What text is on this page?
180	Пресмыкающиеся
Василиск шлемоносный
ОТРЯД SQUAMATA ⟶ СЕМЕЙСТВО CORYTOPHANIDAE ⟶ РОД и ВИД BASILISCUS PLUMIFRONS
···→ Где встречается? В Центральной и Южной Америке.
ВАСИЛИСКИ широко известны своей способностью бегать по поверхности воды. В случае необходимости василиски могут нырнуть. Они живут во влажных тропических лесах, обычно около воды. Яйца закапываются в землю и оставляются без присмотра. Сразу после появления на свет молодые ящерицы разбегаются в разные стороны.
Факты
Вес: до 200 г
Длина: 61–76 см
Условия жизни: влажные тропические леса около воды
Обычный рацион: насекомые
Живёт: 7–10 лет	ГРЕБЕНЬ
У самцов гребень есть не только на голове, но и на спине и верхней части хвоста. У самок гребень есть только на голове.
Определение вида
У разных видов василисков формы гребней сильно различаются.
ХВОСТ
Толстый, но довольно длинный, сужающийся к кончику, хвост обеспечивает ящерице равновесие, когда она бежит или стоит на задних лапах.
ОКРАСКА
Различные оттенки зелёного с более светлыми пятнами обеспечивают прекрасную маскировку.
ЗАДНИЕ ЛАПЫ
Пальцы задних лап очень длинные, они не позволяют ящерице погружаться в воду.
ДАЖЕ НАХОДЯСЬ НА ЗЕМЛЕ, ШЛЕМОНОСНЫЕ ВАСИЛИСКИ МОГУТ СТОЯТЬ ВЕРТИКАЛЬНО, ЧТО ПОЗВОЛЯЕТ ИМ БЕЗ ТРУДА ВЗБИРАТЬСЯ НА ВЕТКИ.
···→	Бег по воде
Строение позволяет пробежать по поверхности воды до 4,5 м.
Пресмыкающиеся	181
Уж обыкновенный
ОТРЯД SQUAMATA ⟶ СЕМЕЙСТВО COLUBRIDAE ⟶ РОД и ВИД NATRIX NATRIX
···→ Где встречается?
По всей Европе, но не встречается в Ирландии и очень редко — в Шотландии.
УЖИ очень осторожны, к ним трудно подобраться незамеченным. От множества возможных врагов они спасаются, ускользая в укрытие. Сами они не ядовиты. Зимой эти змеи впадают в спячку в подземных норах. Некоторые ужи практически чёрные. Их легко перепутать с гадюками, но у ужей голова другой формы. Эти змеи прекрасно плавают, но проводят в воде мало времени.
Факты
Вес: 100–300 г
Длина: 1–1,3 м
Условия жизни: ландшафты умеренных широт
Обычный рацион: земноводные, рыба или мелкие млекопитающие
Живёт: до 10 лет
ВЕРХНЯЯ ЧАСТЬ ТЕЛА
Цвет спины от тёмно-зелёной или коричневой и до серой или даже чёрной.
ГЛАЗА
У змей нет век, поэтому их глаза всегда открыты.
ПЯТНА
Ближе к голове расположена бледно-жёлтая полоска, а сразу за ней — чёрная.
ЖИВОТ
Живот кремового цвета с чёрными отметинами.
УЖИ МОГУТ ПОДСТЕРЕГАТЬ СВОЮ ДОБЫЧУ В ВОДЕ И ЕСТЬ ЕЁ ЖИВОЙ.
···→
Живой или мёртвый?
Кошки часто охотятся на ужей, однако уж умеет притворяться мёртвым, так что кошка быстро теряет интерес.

□ □ □ □ □

Short task:
Go through the listing above and locate each line that holds the word "Пресмыкающиеся". Copy those lines.

In response:
180	Пресмыкающиеся
Пресмыкающиеся	181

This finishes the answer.